==== Dataset extract

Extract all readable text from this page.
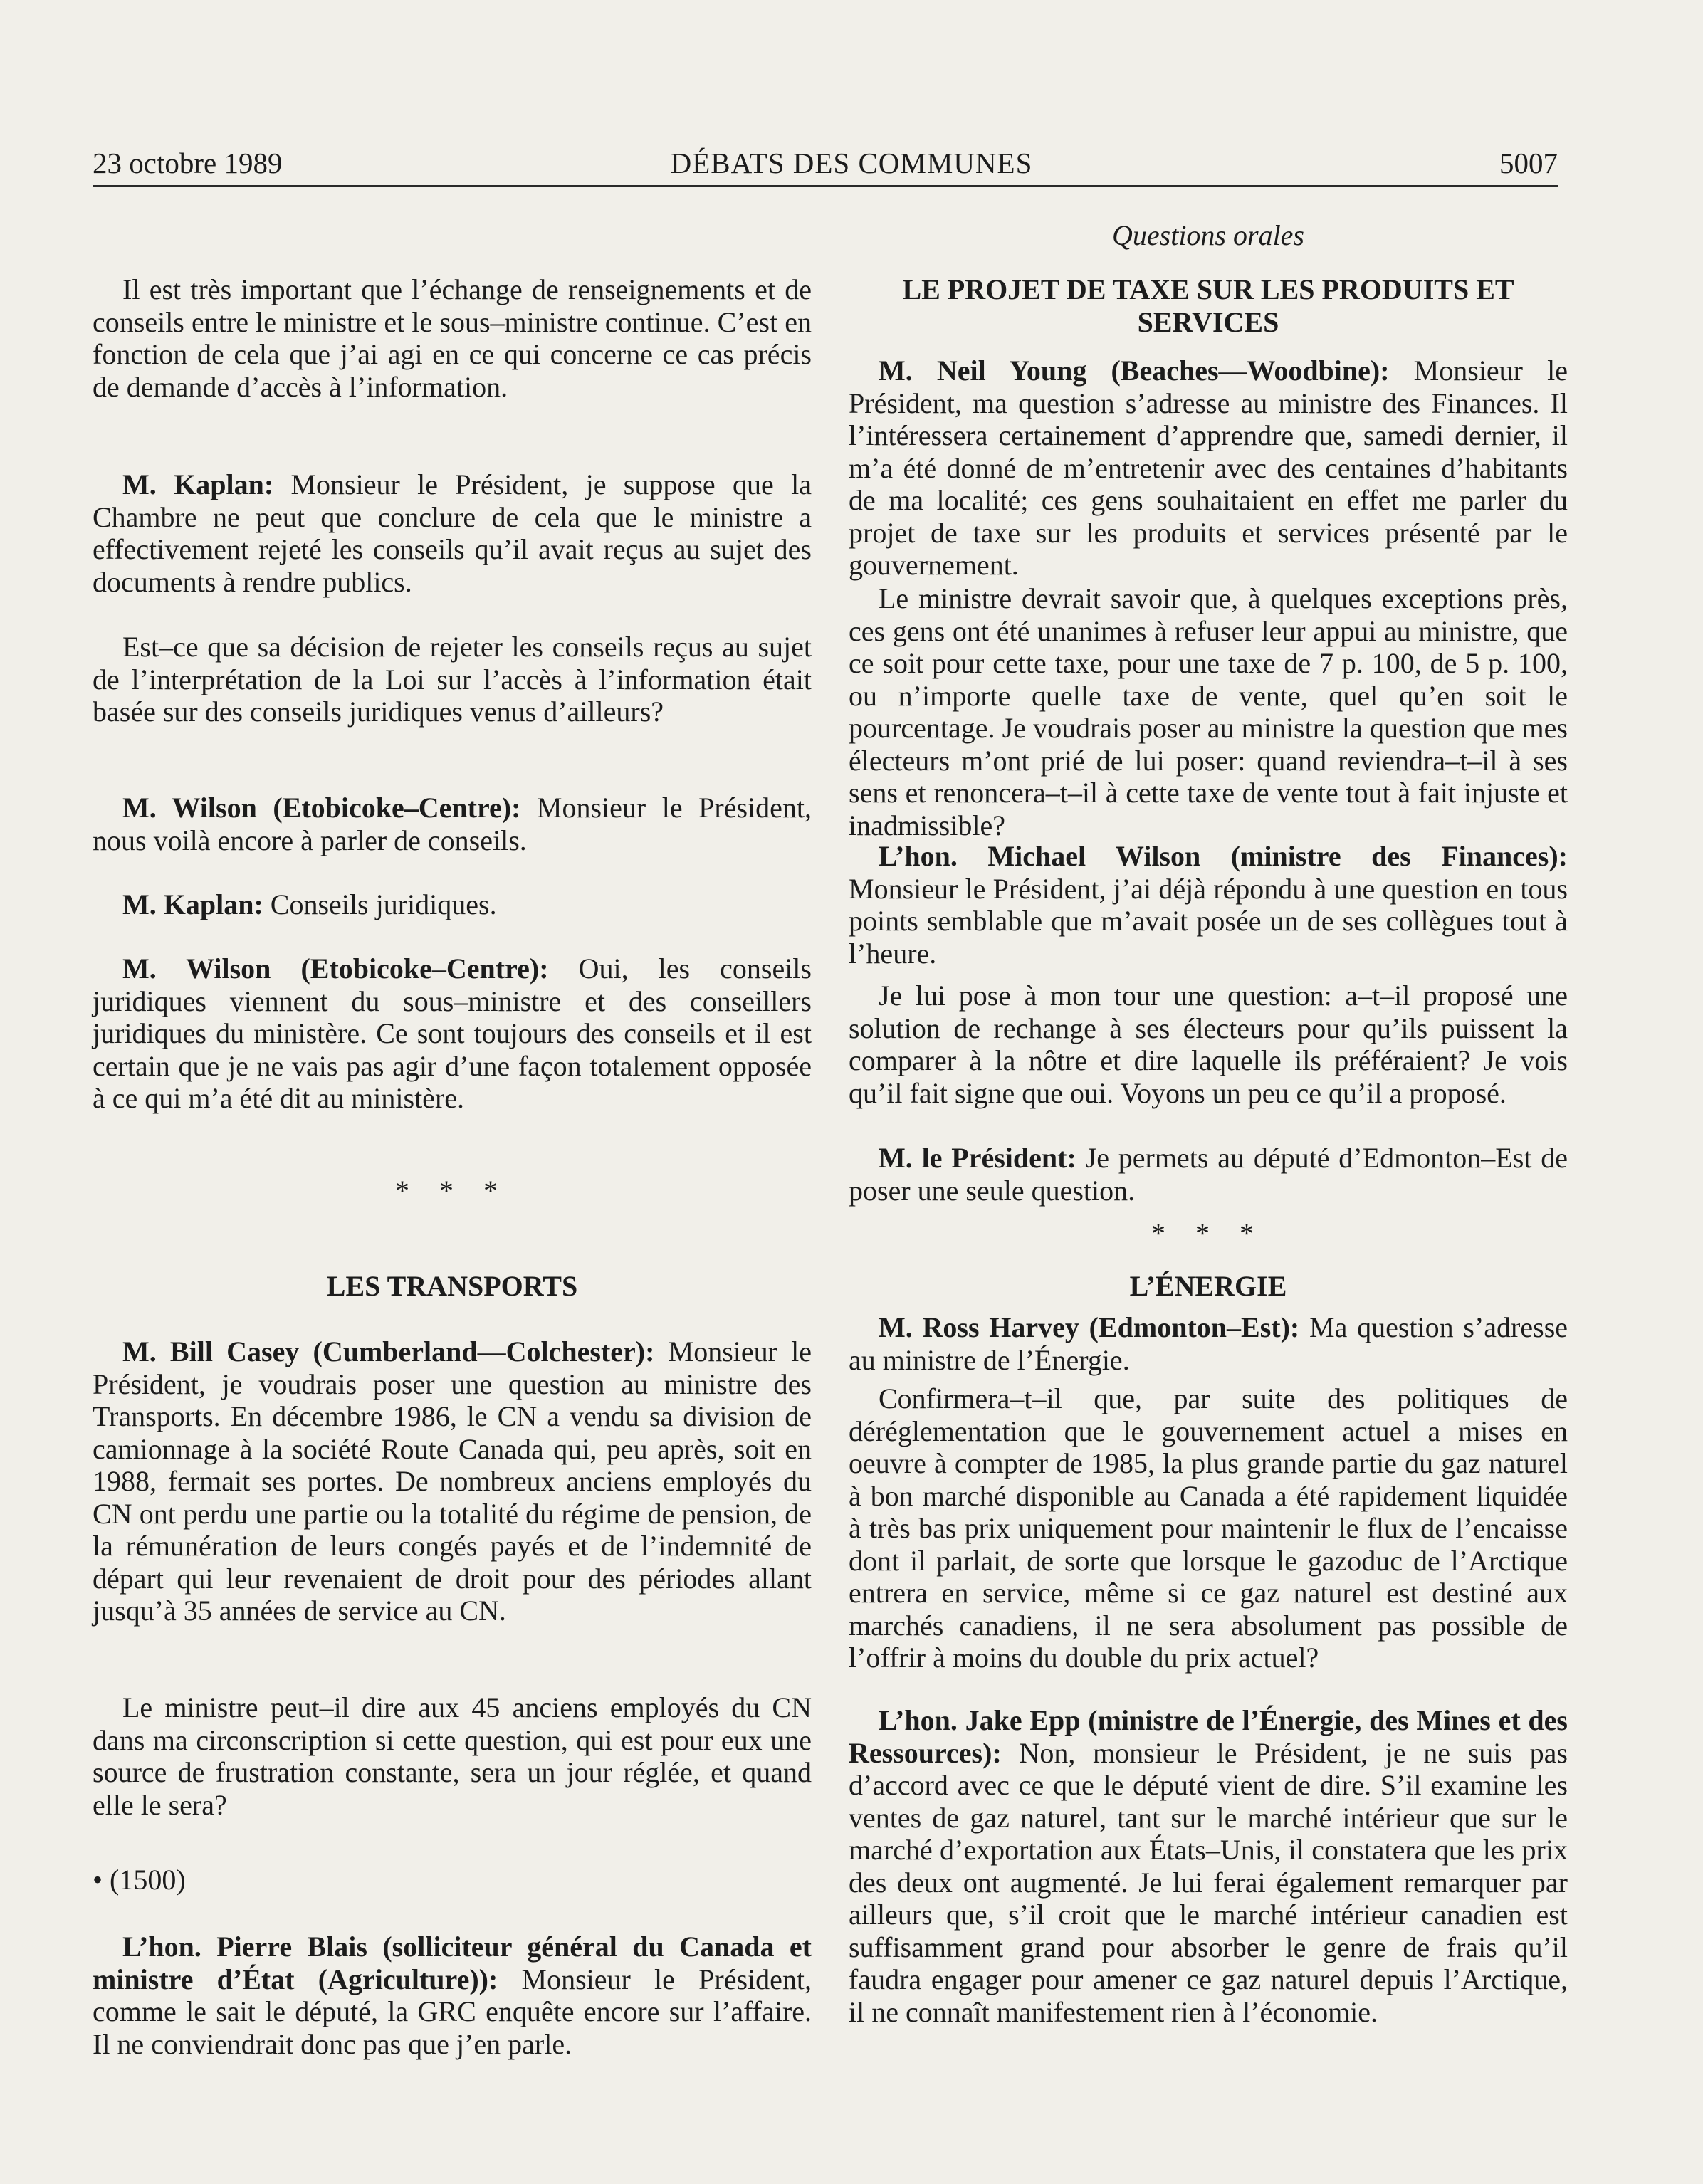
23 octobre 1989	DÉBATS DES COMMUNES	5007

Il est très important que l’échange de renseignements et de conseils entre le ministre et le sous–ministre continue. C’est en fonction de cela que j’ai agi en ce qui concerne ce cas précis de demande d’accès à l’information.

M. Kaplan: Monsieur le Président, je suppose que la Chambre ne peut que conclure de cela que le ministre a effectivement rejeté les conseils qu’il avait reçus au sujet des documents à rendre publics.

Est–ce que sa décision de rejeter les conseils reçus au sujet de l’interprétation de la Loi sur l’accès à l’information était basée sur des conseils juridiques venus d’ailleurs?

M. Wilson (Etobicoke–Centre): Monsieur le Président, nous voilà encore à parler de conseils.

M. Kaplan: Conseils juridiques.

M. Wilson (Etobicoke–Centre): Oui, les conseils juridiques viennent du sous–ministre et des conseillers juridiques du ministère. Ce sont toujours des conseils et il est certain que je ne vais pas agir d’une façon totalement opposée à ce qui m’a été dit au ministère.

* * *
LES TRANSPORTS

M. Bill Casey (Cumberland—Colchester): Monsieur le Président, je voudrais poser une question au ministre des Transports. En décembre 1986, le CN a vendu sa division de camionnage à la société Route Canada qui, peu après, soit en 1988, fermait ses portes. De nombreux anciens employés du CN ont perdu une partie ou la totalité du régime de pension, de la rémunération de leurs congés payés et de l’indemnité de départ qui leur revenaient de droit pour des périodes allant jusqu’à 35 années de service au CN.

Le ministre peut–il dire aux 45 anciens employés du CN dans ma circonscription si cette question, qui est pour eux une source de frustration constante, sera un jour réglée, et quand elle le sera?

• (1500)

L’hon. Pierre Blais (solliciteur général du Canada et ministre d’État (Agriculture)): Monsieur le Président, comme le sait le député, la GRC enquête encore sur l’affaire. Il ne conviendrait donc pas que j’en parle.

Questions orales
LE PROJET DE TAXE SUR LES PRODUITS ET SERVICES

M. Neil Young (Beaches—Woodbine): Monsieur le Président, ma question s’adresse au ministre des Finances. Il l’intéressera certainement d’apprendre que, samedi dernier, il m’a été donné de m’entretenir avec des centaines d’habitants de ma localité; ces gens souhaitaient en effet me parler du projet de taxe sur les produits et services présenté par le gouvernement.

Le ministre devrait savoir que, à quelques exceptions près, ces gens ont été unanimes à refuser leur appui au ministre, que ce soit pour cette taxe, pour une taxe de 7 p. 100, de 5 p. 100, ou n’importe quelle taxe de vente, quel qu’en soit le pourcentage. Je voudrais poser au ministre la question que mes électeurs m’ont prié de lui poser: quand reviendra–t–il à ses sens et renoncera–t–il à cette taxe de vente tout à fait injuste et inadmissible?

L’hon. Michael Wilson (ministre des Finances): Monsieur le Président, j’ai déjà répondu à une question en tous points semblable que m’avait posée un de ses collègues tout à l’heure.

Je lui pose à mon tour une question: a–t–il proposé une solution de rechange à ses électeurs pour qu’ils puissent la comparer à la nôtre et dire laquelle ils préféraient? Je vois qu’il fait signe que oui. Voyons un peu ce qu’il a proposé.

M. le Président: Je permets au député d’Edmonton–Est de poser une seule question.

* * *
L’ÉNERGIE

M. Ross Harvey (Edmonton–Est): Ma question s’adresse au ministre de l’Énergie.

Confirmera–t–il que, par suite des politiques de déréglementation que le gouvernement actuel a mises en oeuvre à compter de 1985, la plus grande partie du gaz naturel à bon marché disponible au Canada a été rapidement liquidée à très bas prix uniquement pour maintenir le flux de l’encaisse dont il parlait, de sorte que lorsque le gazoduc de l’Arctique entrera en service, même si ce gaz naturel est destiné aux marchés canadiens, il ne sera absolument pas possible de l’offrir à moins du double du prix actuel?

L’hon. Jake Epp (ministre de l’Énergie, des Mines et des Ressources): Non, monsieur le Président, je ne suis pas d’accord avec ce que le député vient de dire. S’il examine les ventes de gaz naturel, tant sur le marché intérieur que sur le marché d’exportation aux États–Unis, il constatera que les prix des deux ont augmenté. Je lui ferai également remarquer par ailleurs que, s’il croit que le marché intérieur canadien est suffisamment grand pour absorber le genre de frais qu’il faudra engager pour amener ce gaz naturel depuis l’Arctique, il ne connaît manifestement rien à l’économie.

========

#### Stated goal:
From the listing above, print every entry precisely and drop the pictures.

#### Exercise response:
Extract all readable text from this page.
23 octobre 1989	DÉBATS DES COMMUNES	5007

Il est très important que l’échange de renseignements et de conseils entre le ministre et le sous–ministre continue. C’est en fonction de cela que j’ai agi en ce qui concerne ce cas précis de demande d’accès à l’information.

M. Kaplan: Monsieur le Président, je suppose que la Chambre ne peut que conclure de cela que le ministre a effectivement rejeté les conseils qu’il avait reçus au sujet des documents à rendre publics.

Est–ce que sa décision de rejeter les conseils reçus au sujet de l’interprétation de la Loi sur l’accès à l’information était basée sur des conseils juridiques venus d’ailleurs?

M. Wilson (Etobicoke–Centre): Monsieur le Président, nous voilà encore à parler de conseils.

M. Kaplan: Conseils juridiques.

M. Wilson (Etobicoke–Centre): Oui, les conseils juridiques viennent du sous–ministre et des conseillers juridiques du ministère. Ce sont toujours des conseils et il est certain que je ne vais pas agir d’une façon totalement opposée à ce qui m’a été dit au ministère.

* * *
LES TRANSPORTS

M. Bill Casey (Cumberland—Colchester): Monsieur le Président, je voudrais poser une question au ministre des Transports. En décembre 1986, le CN a vendu sa division de camionnage à la société Route Canada qui, peu après, soit en 1988, fermait ses portes. De nombreux anciens employés du CN ont perdu une partie ou la totalité du régime de pension, de la rémunération de leurs congés payés et de l’indemnité de départ qui leur revenaient de droit pour des périodes allant jusqu’à 35 années de service au CN.

Le ministre peut–il dire aux 45 anciens employés du CN dans ma circonscription si cette question, qui est pour eux une source de frustration constante, sera un jour réglée, et quand elle le sera?

• (1500)

L’hon. Pierre Blais (solliciteur général du Canada et ministre d’État (Agriculture)): Monsieur le Président, comme le sait le député, la GRC enquête encore sur l’affaire. Il ne conviendrait donc pas que j’en parle.

Questions orales
LE PROJET DE TAXE SUR LES PRODUITS ET SERVICES

M. Neil Young (Beaches—Woodbine): Monsieur le Président, ma question s’adresse au ministre des Finances. Il l’intéressera certainement d’apprendre que, samedi dernier, il m’a été donné de m’entretenir avec des centaines d’habitants de ma localité; ces gens souhaitaient en effet me parler du projet de taxe sur les produits et services présenté par le gouvernement.

Le ministre devrait savoir que, à quelques exceptions près, ces gens ont été unanimes à refuser leur appui au ministre, que ce soit pour cette taxe, pour une taxe de 7 p. 100, de 5 p. 100, ou n’importe quelle taxe de vente, quel qu’en soit le pourcentage. Je voudrais poser au ministre la question que mes électeurs m’ont prié de lui poser: quand reviendra–t–il à ses sens et renoncera–t–il à cette taxe de vente tout à fait injuste et inadmissible?

L’hon. Michael Wilson (ministre des Finances): Monsieur le Président, j’ai déjà répondu à une question en tous points semblable que m’avait posée un de ses collègues tout à l’heure.

Je lui pose à mon tour une question: a–t–il proposé une solution de rechange à ses électeurs pour qu’ils puissent la comparer à la nôtre et dire laquelle ils préféraient? Je vois qu’il fait signe que oui. Voyons un peu ce qu’il a proposé.

M. le Président: Je permets au député d’Edmonton–Est de poser une seule question.

* * *
L’ÉNERGIE

M. Ross Harvey (Edmonton–Est): Ma question s’adresse au ministre de l’Énergie.

Confirmera–t–il que, par suite des politiques de déréglementation que le gouvernement actuel a mises en oeuvre à compter de 1985, la plus grande partie du gaz naturel à bon marché disponible au Canada a été rapidement liquidée à très bas prix uniquement pour maintenir le flux de l’encaisse dont il parlait, de sorte que lorsque le gazoduc de l’Arctique entrera en service, même si ce gaz naturel est destiné aux marchés canadiens, il ne sera absolument pas possible de l’offrir à moins du double du prix actuel?

L’hon. Jake Epp (ministre de l’Énergie, des Mines et des Ressources): Non, monsieur le Président, je ne suis pas d’accord avec ce que le député vient de dire. S’il examine les ventes de gaz naturel, tant sur le marché intérieur que sur le marché d’exportation aux États–Unis, il constatera que les prix des deux ont augmenté. Je lui ferai également remarquer par ailleurs que, s’il croit que le marché intérieur canadien est suffisamment grand pour absorber le genre de frais qu’il faudra engager pour amener ce gaz naturel depuis l’Arctique, il ne connaît manifestement rien à l’économie.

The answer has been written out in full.